#### What to do
Reproduce the lines of the material exactly, excluding every image.
## START Available records
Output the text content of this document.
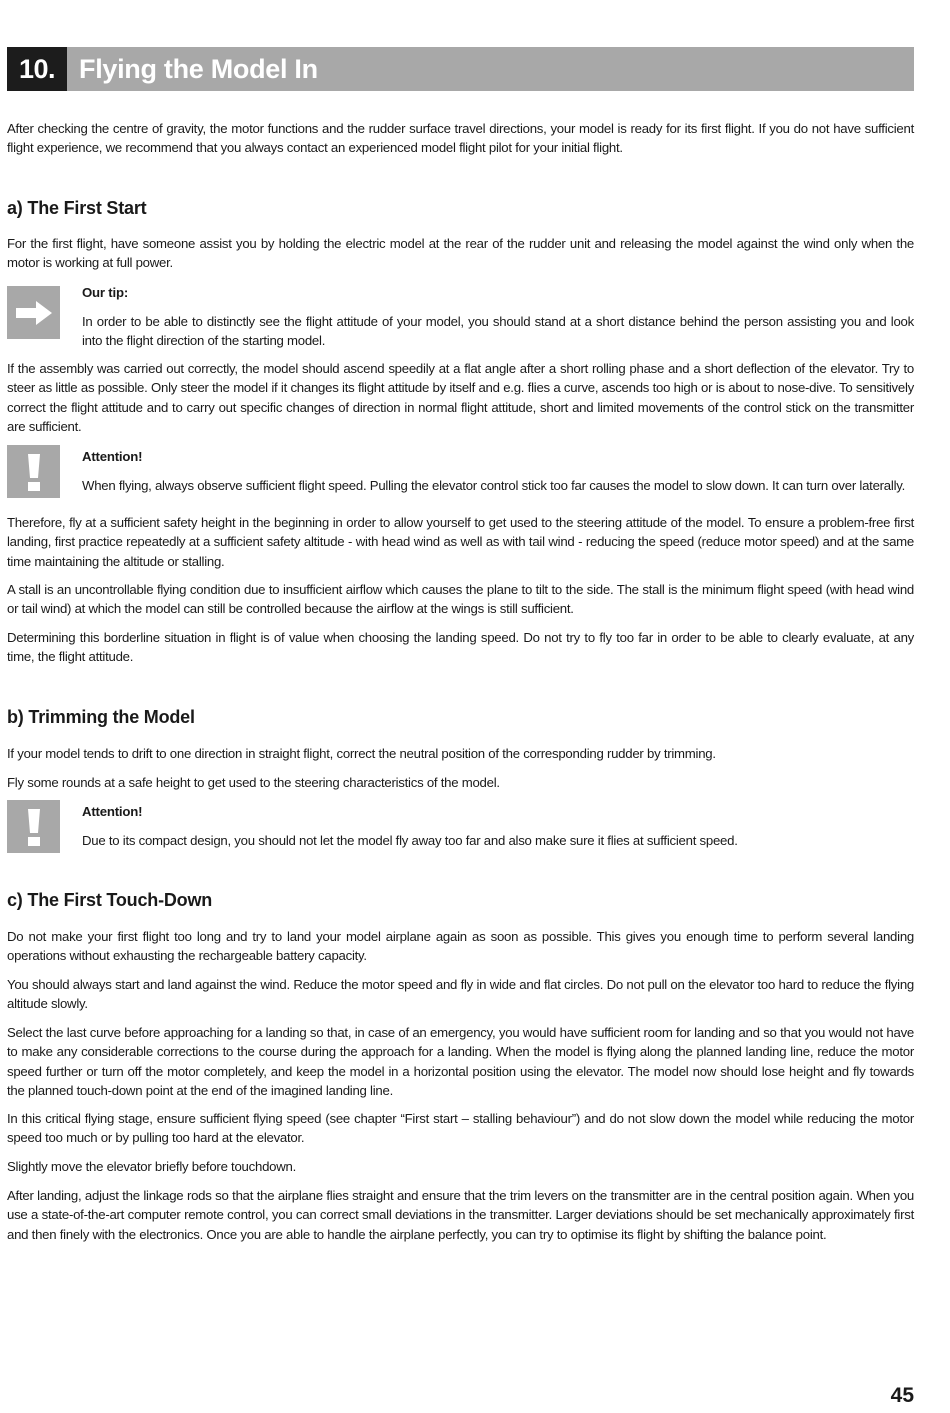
10. Flying the Model In

After checking the centre of gravity, the motor functions and the rudder surface travel directions, your model is ready for its first flight. If you do not have sufficient flight experience, we recommend that you always contact an experienced model flight pilot for your initial flight.

a) The First Start

For the first flight, have someone assist you by holding the electric model at the rear of the rudder unit and releasing the model against the wind only when the motor is working at full power.

Our tip:

In order to be able to distinctly see the flight attitude of your model, you should stand at a short distance behind the person assisting you and look into the flight direction of the starting model.

If the assembly was carried out correctly, the model should ascend speedily at a flat angle after a short rolling phase and a short deflection of the elevator. Try to steer as little as possible. Only steer the model if it changes its flight attitude by itself and e.g. flies a curve, ascends too high or is about to nose-dive. To sensitively correct the flight attitude and to carry out specific changes of direction in normal flight attitude, short and limited movements of the control stick on the transmitter are sufficient.

Attention!

When flying, always observe sufficient flight speed. Pulling the elevator control stick too far causes the model to slow down. It can turn over laterally.

Therefore, fly at a sufficient safety height in the beginning in order to allow yourself to get used to the steering attitude of the model. To ensure a problem-free first landing, first practice repeatedly at a sufficient safety altitude - with head wind as well as with tail wind - reducing the speed (reduce motor speed) and at the same time maintaining the altitude or stalling.

A stall is an uncontrollable flying condition due to insufficient airflow which causes the plane to tilt to the side. The stall is the minimum flight speed (with head wind or tail wind) at which the model can still be controlled because the airflow at the wings is still sufficient.

Determining this borderline situation in flight is of value when choosing the landing speed. Do not try to fly too far in order to be able to clearly evaluate, at any time, the flight attitude.

b) Trimming the Model

If your model tends to drift to one direction in straight flight, correct the neutral position of the corresponding rudder by trimming.

Fly some rounds at a safe height to get used to the steering characteristics of the model.

Attention!

Due to its compact design, you should not let the model fly away too far and also make sure it flies at sufficient speed.

c) The First Touch-Down

Do not make your first flight too long and try to land your model airplane again as soon as possible. This gives you enough time to perform several landing operations without exhausting the rechargeable battery capacity.

You should always start and land against the wind. Reduce the motor speed and fly in wide and flat circles. Do not pull on the elevator too hard to reduce the flying altitude slowly.

Select the last curve before approaching for a landing so that, in case of an emergency, you would have sufficient room for landing and so that you would not have to make any considerable corrections to the course during the approach for a landing. When the model is flying along the planned landing line, reduce the motor speed further or turn off the motor completely, and keep the model in a horizontal position using the elevator. The model now should lose height and fly towards the planned touch-down point at the end of the imagined landing line.

In this critical flying stage, ensure sufficient flying speed (see chapter “First start – stalling behaviour”) and do not slow down the model while reducing the motor speed too much or by pulling too hard at the elevator.

Slightly move the elevator briefly before touchdown.

After landing, adjust the linkage rods so that the airplane flies straight and ensure that the trim levers on the transmitter are in the central position again. When you use a state-of-the-art computer remote control, you can correct small deviations in the transmitter. Larger deviations should be set mechanically approximately first and then finely with the electronics. Once you are able to handle the airplane perfectly, you can try to optimise its flight by shifting the balance point.

45
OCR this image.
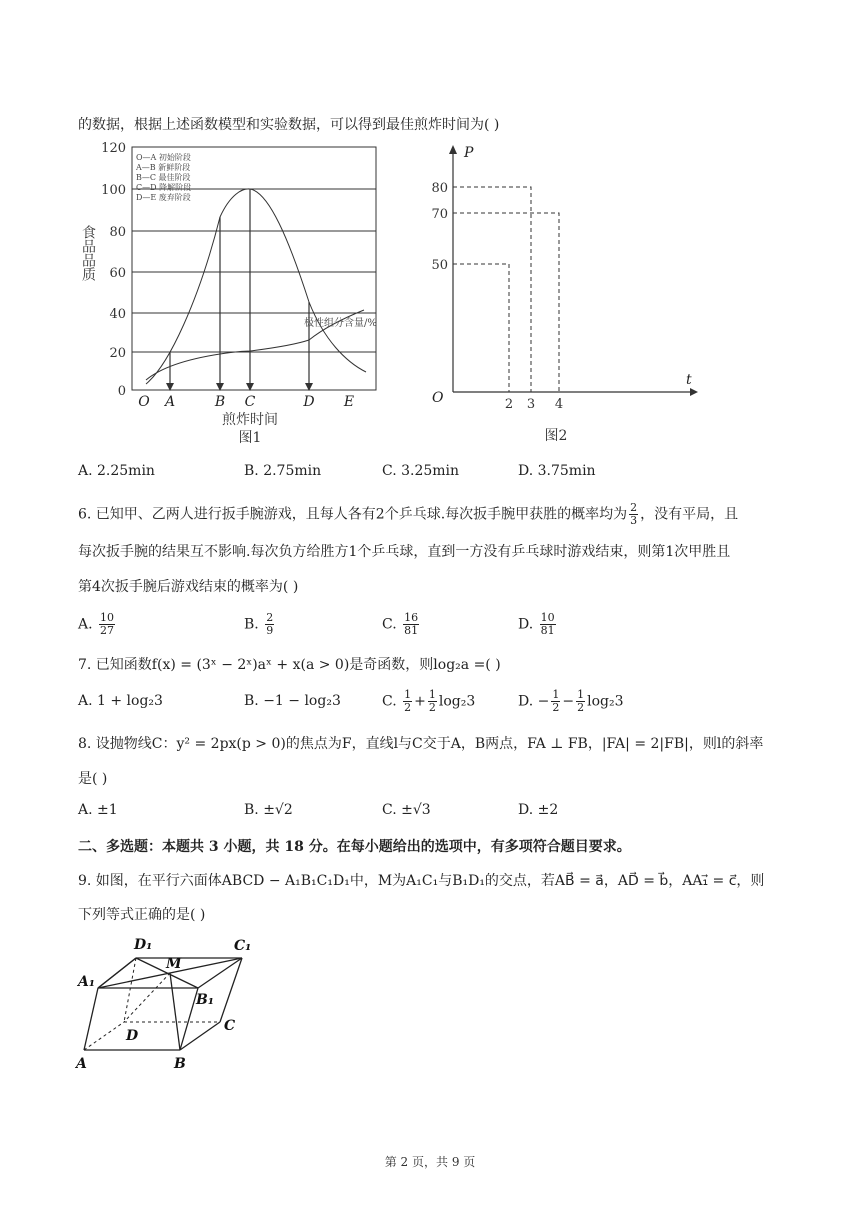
的数据，根据上述函数模型和实验数据，可以得到最佳煎炸时间为( )
120
100
80
60
40
20
0
食品品质
O—A 初始阶段
A—B 新鲜阶段
B—C 最佳阶段
C—D 降解阶段
D—E 废弃阶段
极性组分含量/%
O A	B C	D E
煎炸时间
图1
P
t
O
80
70
50
2 3 4
图2
A. 2.25min	B. 2.75min	C. 3.25min	D. 3.75min
6. 已知甲、乙两人进行扳手腕游戏，且每人各有2个乒乓球.每次扳手腕甲获胜的概率均为 $\frac{2}{3}$ ，没有平局，且
每次扳手腕的结果互不影响.每次负方给胜方1个乒乓球，直到一方没有乒乓球时游戏结束，则第1次甲胜且
第4次扳手腕后游戏结束的概率为( )
A. $\frac{10}{27}$	B. $\frac{2}{9}$	C. $\frac{16}{81}$	D. $\frac{10}{81}$
7. 已知函数f(x) = (3ˣ − 2ˣ)aˣ + x(a > 0)是奇函数，则log₂a =( )
A. 1 + log₂3	B. −1 − log₂3	C. $\frac{1}{2} + \frac{1}{2} \log_23$	D. − $\frac{1}{2} - \frac{1}{2} \log_23$
8. 设抛物线C：y² = 2px(p > 0)的焦点为F，直线l与C交于A，B两点，FA ⊥ FB，|FA| = 2|FB|，则l的斜率
是( )
A. ±1	B. ±√2	C. ±√3	D. ±2
二、多选题：本题共 3 小题，共 18 分。在每小题给出的选项中，有多项符合题目要求。
9. 如图，在平行六面体ABCD − A₁B₁C₁D₁中，M为A₁C₁与B₁D₁的交点，若AB⃗ = a⃗，AD⃗ = b⃗，AA₁⃗ = c⃗，则
下列等式正确的是( )
A	B
C
D
A₁
B₁
C₁
D₁
M
第 2 页，共 9 页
## END Available records
#### Exercise response
Output the text content of this document.
10. Flying the Model In

After checking the centre of gravity, the motor functions and the rudder surface travel directions, your model is ready for its first flight. If you do not have sufficient flight experience, we recommend that you always contact an experienced model flight pilot for your initial flight.

a) The First Start

For the first flight, have someone assist you by holding the electric model at the rear of the rudder unit and releasing the model against the wind only when the motor is working at full power.

Our tip:

In order to be able to distinctly see the flight attitude of your model, you should stand at a short distance behind the person assisting you and look into the flight direction of the starting model.

If the assembly was carried out correctly, the model should ascend speedily at a flat angle after a short rolling phase and a short deflection of the elevator. Try to steer as little as possible. Only steer the model if it changes its flight attitude by itself and e.g. flies a curve, ascends too high or is about to nose-dive. To sensitively correct the flight attitude and to carry out specific changes of direction in normal flight attitude, short and limited movements of the control stick on the transmitter are sufficient.

Attention!

When flying, always observe sufficient flight speed. Pulling the elevator control stick too far causes the model to slow down. It can turn over laterally.

Therefore, fly at a sufficient safety height in the beginning in order to allow yourself to get used to the steering attitude of the model. To ensure a problem-free first landing, first practice repeatedly at a sufficient safety altitude - with head wind as well as with tail wind - reducing the speed (reduce motor speed) and at the same time maintaining the altitude or stalling.

A stall is an uncontrollable flying condition due to insufficient airflow which causes the plane to tilt to the side. The stall is the minimum flight speed (with head wind or tail wind) at which the model can still be controlled because the airflow at the wings is still sufficient.

Determining this borderline situation in flight is of value when choosing the landing speed. Do not try to fly too far in order to be able to clearly evaluate, at any time, the flight attitude.

b) Trimming the Model

If your model tends to drift to one direction in straight flight, correct the neutral position of the corresponding rudder by trimming.

Fly some rounds at a safe height to get used to the steering characteristics of the model.

Attention!

Due to its compact design, you should not let the model fly away too far and also make sure it flies at sufficient speed.

c) The First Touch-Down

Do not make your first flight too long and try to land your model airplane again as soon as possible. This gives you enough time to perform several landing operations without exhausting the rechargeable battery capacity.

You should always start and land against the wind. Reduce the motor speed and fly in wide and flat circles. Do not pull on the elevator too hard to reduce the flying altitude slowly.

Select the last curve before approaching for a landing so that, in case of an emergency, you would have sufficient room for landing and so that you would not have to make any considerable corrections to the course during the approach for a landing. When the model is flying along the planned landing line, reduce the motor speed further or turn off the motor completely, and keep the model in a horizontal position using the elevator. The model now should lose height and fly towards the planned touch-down point at the end of the imagined landing line.

In this critical flying stage, ensure sufficient flying speed (see chapter “First start – stalling behaviour”) and do not slow down the model while reducing the motor speed too much or by pulling too hard at the elevator.

Slightly move the elevator briefly before touchdown.

After landing, adjust the linkage rods so that the airplane flies straight and ensure that the trim levers on the transmitter are in the central position again. When you use a state-of-the-art computer remote control, you can correct small deviations in the transmitter. Larger deviations should be set mechanically approximately first and then finely with the electronics. Once you are able to handle the airplane perfectly, you can try to optimise its flight by shifting the balance point.

45
OCR this image.
的数据，根据上述函数模型和实验数据，可以得到最佳煎炸时间为( )
120
100
80
60
40
20
0
食品品质
O—A 初始阶段
A—B 新鲜阶段
B—C 最佳阶段
C—D 降解阶段
D—E 废弃阶段
极性组分含量/%
O A	B C	D E
煎炸时间
图1
P
t
O
80
70
50
2 3 4
图2
A. 2.25min	B. 2.75min	C. 3.25min	D. 3.75min
6. 已知甲、乙两人进行扳手腕游戏，且每人各有2个乒乓球.每次扳手腕甲获胜的概率均为 $\frac{2}{3}$ ，没有平局，且
每次扳手腕的结果互不影响.每次负方给胜方1个乒乓球，直到一方没有乒乓球时游戏结束，则第1次甲胜且
第4次扳手腕后游戏结束的概率为( )
A. $\frac{10}{27}$	B. $\frac{2}{9}$	C. $\frac{16}{81}$	D. $\frac{10}{81}$
7. 已知函数f(x) = (3ˣ − 2ˣ)aˣ + x(a > 0)是奇函数，则log₂a =( )
A. 1 + log₂3	B. −1 − log₂3	C. $\frac{1}{2} + \frac{1}{2} \log_23$	D. − $\frac{1}{2} - \frac{1}{2} \log_23$
8. 设抛物线C：y² = 2px(p > 0)的焦点为F，直线l与C交于A，B两点，FA ⊥ FB，|FA| = 2|FB|，则l的斜率
是( )
A. ±1	B. ±√2	C. ±√3	D. ±2
二、多选题：本题共 3 小题，共 18 分。在每小题给出的选项中，有多项符合题目要求。
9. 如图，在平行六面体ABCD − A₁B₁C₁D₁中，M为A₁C₁与B₁D₁的交点，若AB⃗ = a⃗，AD⃗ = b⃗，AA₁⃗ = c⃗，则
下列等式正确的是( )
A	B
C
D
A₁
B₁
C₁
D₁
M
第 2 页，共 9 页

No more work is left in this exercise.